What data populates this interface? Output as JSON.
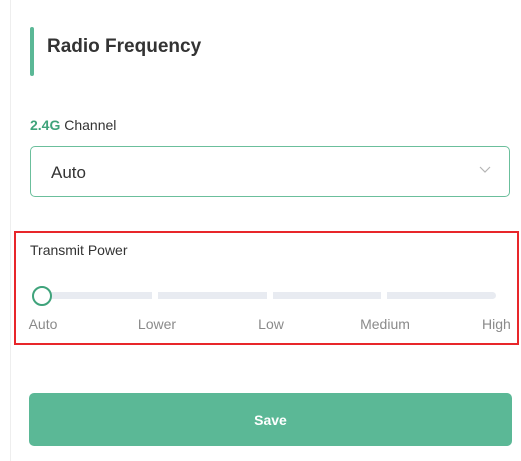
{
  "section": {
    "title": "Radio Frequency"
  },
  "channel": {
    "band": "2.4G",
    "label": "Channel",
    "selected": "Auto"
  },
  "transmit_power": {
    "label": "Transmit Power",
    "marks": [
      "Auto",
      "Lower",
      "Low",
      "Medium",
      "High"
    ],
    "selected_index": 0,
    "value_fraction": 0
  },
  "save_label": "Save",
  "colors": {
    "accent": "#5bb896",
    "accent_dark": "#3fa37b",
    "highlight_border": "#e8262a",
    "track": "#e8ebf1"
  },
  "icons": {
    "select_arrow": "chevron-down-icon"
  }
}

----------------

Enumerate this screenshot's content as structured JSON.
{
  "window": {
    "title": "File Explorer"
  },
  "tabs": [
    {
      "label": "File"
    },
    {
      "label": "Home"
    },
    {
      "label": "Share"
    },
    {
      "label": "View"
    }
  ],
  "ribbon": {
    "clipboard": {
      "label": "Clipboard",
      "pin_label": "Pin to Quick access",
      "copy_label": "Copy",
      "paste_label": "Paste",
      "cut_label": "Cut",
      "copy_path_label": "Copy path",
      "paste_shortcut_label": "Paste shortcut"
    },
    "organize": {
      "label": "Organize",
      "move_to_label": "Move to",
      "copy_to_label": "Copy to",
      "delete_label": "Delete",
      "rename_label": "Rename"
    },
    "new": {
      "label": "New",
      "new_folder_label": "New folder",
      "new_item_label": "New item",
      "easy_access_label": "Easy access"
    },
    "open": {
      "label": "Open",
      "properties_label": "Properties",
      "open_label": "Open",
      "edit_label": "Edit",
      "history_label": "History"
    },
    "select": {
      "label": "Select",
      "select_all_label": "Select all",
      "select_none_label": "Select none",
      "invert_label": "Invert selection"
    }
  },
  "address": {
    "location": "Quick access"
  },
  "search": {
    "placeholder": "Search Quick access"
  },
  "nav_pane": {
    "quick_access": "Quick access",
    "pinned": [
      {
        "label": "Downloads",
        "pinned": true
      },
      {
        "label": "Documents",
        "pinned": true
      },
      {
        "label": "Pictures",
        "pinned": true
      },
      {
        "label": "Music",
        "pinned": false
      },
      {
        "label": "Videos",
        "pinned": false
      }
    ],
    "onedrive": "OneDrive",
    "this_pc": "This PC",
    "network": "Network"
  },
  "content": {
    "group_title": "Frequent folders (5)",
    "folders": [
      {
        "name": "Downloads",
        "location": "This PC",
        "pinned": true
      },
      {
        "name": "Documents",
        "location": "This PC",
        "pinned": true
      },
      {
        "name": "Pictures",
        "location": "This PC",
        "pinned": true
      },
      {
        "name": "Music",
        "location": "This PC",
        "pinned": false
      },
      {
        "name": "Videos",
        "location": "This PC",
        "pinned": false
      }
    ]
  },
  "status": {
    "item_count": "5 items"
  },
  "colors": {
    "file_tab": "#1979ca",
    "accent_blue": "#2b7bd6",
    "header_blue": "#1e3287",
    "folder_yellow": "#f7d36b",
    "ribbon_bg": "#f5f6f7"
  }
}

----------------

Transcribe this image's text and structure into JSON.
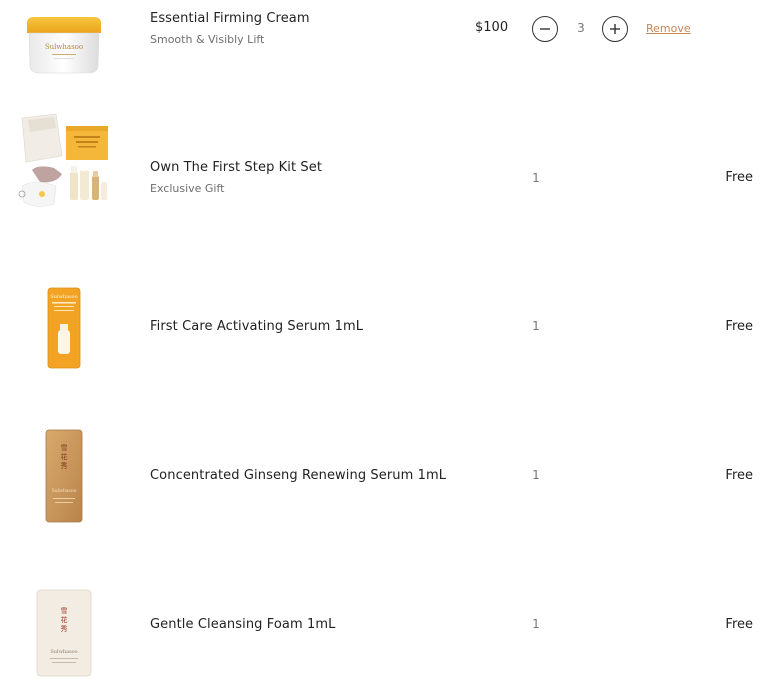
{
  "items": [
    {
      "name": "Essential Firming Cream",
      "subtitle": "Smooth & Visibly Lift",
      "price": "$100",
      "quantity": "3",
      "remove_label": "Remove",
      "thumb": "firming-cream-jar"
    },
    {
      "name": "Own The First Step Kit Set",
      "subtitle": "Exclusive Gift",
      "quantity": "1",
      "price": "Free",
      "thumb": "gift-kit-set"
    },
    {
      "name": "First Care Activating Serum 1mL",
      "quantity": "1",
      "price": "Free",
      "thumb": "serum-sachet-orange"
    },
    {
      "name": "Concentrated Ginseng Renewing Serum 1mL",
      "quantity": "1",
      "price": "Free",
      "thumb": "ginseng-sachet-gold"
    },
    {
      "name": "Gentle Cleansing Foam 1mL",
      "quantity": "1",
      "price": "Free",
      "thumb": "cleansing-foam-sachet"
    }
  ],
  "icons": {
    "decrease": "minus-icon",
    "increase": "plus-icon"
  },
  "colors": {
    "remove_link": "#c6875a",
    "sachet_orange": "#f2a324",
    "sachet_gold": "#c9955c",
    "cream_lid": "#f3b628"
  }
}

----------------

Write only the number of lines that include "Quick".

(Problem solution)
4